WORK INSTRUCTIONS: Lines containing the word "circles" need to be counted. Please reply with how many there are, and nothing else.

--------------------

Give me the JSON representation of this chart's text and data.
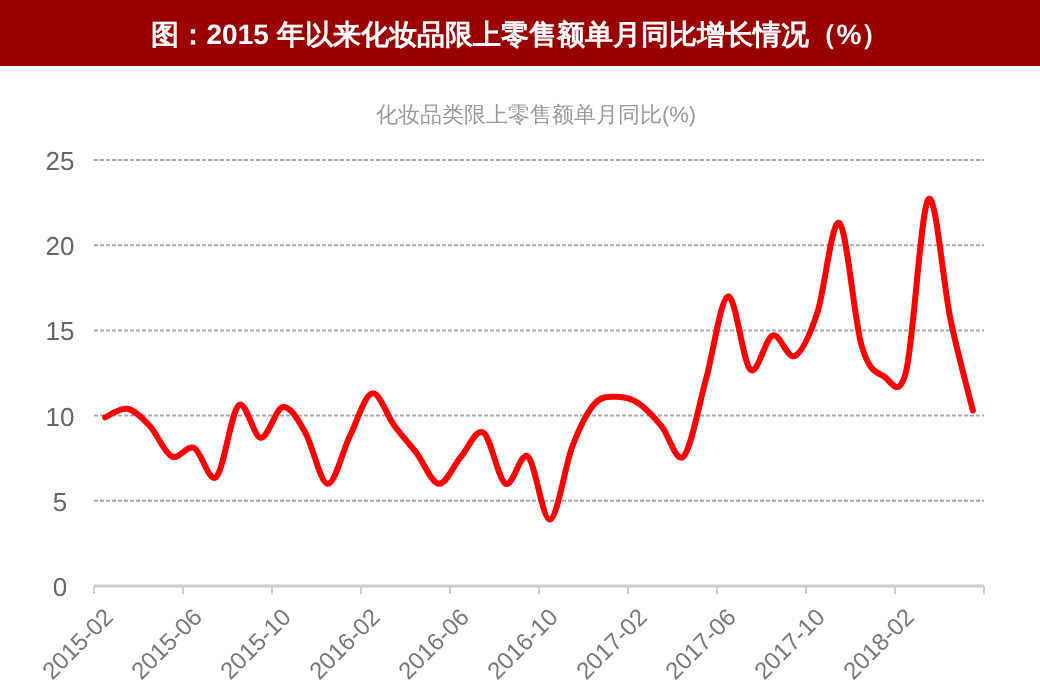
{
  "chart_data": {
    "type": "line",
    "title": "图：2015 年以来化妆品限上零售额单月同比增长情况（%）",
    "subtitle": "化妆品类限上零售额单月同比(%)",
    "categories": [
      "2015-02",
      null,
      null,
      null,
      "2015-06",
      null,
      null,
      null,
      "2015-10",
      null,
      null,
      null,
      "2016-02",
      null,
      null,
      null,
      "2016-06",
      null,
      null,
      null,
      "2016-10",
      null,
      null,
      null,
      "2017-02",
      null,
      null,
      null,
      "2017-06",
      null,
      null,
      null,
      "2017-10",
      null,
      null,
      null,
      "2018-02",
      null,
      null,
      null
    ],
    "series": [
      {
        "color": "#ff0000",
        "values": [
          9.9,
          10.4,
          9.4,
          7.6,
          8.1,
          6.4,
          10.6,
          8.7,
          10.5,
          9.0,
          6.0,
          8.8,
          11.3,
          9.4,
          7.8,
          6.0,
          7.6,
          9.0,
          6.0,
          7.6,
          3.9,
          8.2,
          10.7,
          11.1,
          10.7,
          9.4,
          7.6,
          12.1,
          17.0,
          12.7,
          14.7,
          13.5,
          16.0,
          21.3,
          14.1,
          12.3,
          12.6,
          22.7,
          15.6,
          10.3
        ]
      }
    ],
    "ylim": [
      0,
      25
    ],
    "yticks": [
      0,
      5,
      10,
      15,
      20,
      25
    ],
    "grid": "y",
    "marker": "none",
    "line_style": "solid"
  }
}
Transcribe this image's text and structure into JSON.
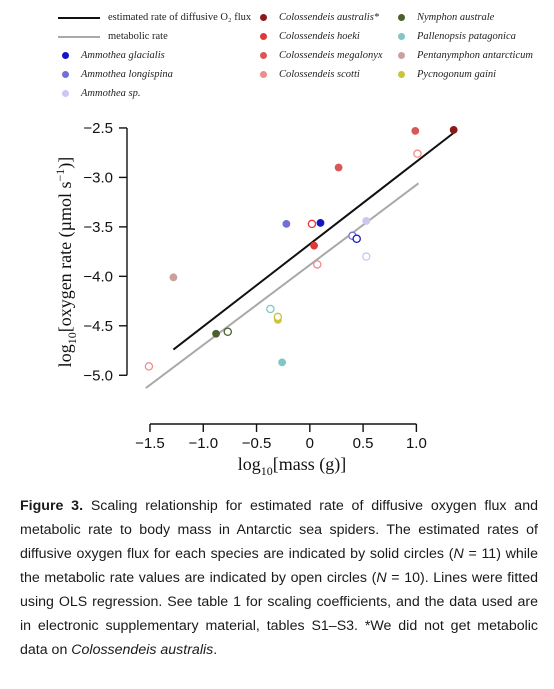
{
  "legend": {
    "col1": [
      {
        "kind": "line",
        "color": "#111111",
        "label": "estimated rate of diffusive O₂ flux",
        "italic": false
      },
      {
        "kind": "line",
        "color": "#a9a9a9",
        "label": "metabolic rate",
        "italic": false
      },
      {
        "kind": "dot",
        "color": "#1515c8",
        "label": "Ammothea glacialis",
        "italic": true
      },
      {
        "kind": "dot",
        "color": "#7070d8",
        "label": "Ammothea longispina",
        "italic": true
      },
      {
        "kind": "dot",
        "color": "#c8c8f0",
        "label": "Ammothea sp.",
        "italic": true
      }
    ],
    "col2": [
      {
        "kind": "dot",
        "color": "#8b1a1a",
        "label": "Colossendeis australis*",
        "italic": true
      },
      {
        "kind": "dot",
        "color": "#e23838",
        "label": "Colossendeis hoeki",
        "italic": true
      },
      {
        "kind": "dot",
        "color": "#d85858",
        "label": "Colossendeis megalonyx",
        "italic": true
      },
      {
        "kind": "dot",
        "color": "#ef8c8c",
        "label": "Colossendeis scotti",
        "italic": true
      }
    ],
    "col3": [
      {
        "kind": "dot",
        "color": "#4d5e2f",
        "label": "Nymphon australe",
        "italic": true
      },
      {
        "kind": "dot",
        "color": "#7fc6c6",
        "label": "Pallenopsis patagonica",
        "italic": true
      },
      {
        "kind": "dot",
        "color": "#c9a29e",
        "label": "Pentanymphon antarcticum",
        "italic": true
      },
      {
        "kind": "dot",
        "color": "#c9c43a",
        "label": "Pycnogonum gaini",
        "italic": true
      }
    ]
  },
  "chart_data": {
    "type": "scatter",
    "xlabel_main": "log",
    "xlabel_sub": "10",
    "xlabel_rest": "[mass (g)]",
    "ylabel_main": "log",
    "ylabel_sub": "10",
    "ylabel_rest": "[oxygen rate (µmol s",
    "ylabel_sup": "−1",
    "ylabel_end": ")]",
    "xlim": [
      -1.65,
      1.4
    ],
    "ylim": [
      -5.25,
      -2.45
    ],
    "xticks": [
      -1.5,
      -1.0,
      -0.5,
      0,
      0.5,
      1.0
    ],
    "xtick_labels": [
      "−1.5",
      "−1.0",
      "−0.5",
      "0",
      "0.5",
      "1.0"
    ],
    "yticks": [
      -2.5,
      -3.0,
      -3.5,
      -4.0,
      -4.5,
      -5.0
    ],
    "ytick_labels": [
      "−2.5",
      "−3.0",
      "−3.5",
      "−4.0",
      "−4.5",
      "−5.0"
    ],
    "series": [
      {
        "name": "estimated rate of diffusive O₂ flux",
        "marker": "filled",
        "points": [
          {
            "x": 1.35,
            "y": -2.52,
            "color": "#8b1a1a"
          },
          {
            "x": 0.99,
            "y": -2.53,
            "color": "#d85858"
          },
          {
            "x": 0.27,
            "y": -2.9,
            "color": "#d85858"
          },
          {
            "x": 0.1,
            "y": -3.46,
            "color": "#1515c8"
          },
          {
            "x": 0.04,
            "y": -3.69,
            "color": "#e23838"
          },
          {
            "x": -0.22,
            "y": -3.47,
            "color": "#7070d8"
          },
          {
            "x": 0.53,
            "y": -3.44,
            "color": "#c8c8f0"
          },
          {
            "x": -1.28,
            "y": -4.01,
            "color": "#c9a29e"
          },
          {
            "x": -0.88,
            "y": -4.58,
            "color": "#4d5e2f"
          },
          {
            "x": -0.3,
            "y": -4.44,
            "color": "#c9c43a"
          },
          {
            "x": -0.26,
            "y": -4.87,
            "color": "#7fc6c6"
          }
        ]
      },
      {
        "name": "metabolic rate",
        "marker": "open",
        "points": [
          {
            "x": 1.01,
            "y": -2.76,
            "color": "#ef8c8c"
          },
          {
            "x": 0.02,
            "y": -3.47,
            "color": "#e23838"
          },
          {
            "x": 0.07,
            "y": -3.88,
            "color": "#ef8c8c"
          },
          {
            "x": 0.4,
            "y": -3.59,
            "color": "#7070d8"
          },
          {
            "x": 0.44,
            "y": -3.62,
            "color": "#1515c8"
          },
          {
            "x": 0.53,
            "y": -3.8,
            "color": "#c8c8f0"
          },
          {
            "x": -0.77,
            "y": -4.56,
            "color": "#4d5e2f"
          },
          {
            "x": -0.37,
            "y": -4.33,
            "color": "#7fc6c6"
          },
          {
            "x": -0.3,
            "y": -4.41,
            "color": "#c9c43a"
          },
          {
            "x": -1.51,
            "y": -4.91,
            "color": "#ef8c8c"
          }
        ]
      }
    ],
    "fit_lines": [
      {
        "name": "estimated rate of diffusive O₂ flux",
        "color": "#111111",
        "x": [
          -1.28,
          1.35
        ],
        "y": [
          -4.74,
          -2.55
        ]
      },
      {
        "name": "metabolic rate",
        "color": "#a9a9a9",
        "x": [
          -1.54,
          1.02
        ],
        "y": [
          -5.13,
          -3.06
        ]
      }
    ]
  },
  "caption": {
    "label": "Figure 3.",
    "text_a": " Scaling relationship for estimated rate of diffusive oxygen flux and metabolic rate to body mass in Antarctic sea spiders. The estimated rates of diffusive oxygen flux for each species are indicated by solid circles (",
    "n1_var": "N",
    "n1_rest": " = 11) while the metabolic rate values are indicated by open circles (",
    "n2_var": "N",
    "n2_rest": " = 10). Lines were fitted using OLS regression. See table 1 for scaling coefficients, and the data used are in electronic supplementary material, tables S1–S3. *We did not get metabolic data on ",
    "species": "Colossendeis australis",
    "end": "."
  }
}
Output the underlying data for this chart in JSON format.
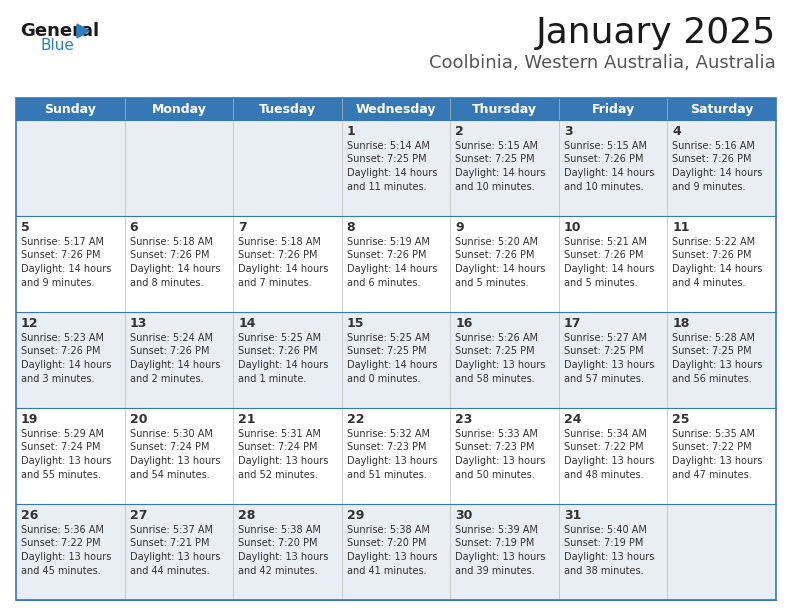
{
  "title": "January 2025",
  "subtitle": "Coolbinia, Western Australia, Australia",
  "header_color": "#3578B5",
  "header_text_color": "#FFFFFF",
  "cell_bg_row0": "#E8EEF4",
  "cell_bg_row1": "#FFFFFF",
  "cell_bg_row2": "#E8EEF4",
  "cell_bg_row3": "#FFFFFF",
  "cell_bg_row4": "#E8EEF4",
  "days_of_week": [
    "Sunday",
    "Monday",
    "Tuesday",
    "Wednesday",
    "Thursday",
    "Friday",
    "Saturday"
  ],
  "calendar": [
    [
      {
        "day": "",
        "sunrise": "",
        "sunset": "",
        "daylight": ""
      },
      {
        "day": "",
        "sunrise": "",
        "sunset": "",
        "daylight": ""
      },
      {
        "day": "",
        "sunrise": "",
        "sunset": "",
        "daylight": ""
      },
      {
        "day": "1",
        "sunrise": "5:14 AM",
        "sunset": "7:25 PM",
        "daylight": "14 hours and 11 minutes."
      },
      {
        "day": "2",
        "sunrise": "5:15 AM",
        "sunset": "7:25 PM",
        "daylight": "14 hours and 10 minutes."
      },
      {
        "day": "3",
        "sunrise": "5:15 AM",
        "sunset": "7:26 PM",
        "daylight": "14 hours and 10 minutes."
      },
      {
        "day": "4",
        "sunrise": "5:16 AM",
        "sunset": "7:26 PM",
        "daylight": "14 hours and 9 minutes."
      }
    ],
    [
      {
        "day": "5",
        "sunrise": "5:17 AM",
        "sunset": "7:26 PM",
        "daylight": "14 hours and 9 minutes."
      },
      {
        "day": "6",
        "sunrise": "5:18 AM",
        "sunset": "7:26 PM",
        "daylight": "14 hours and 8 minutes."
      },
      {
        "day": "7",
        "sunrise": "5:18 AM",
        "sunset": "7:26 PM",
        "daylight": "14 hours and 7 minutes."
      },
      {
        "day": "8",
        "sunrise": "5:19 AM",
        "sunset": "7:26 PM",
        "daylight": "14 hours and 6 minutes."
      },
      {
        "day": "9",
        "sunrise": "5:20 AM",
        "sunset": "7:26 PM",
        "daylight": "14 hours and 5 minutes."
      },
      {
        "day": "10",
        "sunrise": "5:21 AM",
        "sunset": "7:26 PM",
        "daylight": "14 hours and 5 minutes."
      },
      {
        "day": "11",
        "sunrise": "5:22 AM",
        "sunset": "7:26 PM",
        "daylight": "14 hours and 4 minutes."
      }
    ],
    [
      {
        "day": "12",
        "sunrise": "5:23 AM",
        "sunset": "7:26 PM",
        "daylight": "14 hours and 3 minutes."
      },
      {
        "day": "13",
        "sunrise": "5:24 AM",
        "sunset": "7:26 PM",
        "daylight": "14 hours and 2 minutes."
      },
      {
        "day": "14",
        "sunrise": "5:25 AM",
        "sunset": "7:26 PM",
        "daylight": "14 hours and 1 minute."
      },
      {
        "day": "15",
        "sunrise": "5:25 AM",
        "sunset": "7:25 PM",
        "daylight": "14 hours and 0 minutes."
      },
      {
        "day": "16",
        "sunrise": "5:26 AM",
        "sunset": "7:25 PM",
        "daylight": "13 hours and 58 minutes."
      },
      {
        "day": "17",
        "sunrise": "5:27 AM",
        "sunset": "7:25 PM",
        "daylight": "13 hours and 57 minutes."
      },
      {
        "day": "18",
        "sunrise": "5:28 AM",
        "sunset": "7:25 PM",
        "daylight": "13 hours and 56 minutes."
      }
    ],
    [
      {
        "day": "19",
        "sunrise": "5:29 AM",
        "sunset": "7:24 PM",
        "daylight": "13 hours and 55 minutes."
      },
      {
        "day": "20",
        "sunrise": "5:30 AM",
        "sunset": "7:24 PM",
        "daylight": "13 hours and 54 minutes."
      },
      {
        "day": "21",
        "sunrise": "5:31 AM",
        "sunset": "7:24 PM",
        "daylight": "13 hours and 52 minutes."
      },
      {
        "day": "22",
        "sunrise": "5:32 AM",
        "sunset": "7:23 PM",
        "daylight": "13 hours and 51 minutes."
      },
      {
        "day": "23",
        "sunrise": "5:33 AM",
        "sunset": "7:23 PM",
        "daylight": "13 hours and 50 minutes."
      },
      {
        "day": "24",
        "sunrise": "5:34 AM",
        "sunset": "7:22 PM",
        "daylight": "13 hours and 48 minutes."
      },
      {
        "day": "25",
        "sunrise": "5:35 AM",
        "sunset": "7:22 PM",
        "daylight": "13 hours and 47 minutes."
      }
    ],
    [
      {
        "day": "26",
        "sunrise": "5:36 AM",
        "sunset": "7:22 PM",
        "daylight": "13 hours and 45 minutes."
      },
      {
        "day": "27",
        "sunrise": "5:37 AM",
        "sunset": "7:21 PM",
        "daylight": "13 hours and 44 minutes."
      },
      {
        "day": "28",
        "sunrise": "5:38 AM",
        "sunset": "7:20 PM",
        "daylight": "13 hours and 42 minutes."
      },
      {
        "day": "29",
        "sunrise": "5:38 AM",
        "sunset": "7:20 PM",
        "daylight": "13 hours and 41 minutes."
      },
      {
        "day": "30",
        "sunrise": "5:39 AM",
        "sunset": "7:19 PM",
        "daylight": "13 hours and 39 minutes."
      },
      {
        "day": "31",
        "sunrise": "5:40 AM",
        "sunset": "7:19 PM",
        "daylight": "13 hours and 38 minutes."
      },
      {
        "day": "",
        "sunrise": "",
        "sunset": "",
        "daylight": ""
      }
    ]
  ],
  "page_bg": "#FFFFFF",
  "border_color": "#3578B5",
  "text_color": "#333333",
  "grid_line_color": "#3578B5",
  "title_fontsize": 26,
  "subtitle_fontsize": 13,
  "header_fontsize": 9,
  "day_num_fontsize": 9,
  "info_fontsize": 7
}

--------------------

OUTPUT: 2